## Begin MATERIAL PROVIDED

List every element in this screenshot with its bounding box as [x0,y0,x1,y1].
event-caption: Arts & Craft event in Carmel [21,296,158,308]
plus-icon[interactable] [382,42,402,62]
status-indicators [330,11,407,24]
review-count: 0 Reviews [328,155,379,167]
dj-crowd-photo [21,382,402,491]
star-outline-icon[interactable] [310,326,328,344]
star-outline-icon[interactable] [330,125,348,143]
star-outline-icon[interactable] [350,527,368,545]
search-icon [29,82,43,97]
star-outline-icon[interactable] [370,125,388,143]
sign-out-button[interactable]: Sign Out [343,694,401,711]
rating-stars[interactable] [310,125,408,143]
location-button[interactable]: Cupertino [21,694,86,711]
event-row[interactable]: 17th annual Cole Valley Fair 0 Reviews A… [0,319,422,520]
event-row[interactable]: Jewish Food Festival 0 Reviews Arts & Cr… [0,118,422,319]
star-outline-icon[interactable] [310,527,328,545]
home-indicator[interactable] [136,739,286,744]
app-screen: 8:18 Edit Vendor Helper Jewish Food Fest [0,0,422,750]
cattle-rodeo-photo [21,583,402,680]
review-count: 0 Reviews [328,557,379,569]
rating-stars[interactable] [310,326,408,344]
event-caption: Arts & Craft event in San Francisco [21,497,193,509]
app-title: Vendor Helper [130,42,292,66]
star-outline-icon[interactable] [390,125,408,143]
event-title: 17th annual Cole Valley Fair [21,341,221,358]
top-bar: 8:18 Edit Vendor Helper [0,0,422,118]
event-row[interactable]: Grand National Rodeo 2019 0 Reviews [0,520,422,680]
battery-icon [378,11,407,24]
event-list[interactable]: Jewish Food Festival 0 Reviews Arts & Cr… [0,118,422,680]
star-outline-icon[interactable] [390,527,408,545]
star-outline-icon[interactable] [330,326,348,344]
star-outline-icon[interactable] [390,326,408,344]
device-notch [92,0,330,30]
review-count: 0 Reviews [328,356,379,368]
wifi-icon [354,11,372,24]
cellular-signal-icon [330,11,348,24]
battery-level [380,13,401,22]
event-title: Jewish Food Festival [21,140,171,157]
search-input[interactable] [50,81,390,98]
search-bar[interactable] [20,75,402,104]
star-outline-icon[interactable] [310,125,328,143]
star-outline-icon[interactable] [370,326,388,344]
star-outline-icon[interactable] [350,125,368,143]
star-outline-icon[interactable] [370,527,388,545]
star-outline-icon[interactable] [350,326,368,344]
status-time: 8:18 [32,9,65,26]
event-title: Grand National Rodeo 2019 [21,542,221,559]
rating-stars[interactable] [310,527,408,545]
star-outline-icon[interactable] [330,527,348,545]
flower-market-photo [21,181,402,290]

## End MATERIAL PROVIDED

● DIRECTIONS:
Copy out the rows above verbatim, every line, without any change.

● FINISHED EXERCISE:
List every element in this screenshot with its bounding box as [x0,y0,x1,y1].
event-caption: Arts & Craft event in Carmel [21,296,158,308]
plus-icon[interactable] [382,42,402,62]
status-indicators [330,11,407,24]
review-count: 0 Reviews [328,155,379,167]
dj-crowd-photo [21,382,402,491]
star-outline-icon[interactable] [310,326,328,344]
star-outline-icon[interactable] [330,125,348,143]
star-outline-icon[interactable] [350,527,368,545]
search-icon [29,82,43,97]
star-outline-icon[interactable] [370,125,388,143]
sign-out-button[interactable]: Sign Out [343,694,401,711]
rating-stars[interactable] [310,125,408,143]
location-button[interactable]: Cupertino [21,694,86,711]
event-row[interactable]: 17th annual Cole Valley Fair 0 Reviews A… [0,319,422,520]
event-row[interactable]: Jewish Food Festival 0 Reviews Arts & Cr… [0,118,422,319]
star-outline-icon[interactable] [310,527,328,545]
home-indicator[interactable] [136,739,286,744]
app-screen: 8:18 Edit Vendor Helper Jewish Food Fest [0,0,422,750]
cattle-rodeo-photo [21,583,402,680]
review-count: 0 Reviews [328,557,379,569]
rating-stars[interactable] [310,326,408,344]
event-caption: Arts & Craft event in San Francisco [21,497,193,509]
app-title: Vendor Helper [130,42,292,66]
star-outline-icon[interactable] [390,125,408,143]
event-title: 17th annual Cole Valley Fair [21,341,221,358]
top-bar: 8:18 Edit Vendor Helper [0,0,422,118]
event-row[interactable]: Grand National Rodeo 2019 0 Reviews [0,520,422,680]
battery-icon [378,11,407,24]
event-list[interactable]: Jewish Food Festival 0 Reviews Arts & Cr… [0,118,422,680]
star-outline-icon[interactable] [390,527,408,545]
star-outline-icon[interactable] [330,326,348,344]
star-outline-icon[interactable] [390,326,408,344]
device-notch [92,0,330,30]
review-count: 0 Reviews [328,356,379,368]
wifi-icon [354,11,372,24]
cellular-signal-icon [330,11,348,24]
battery-level [380,13,401,22]
event-title: Jewish Food Festival [21,140,171,157]
search-input[interactable] [50,81,390,98]
search-bar[interactable] [20,75,402,104]
star-outline-icon[interactable] [310,125,328,143]
star-outline-icon[interactable] [370,326,388,344]
star-outline-icon[interactable] [350,125,368,143]
star-outline-icon[interactable] [370,527,388,545]
star-outline-icon[interactable] [350,326,368,344]
status-time: 8:18 [32,9,65,26]
event-title: Grand National Rodeo 2019 [21,542,221,559]
rating-stars[interactable] [310,527,408,545]
star-outline-icon[interactable] [330,527,348,545]
flower-market-photo [21,181,402,290]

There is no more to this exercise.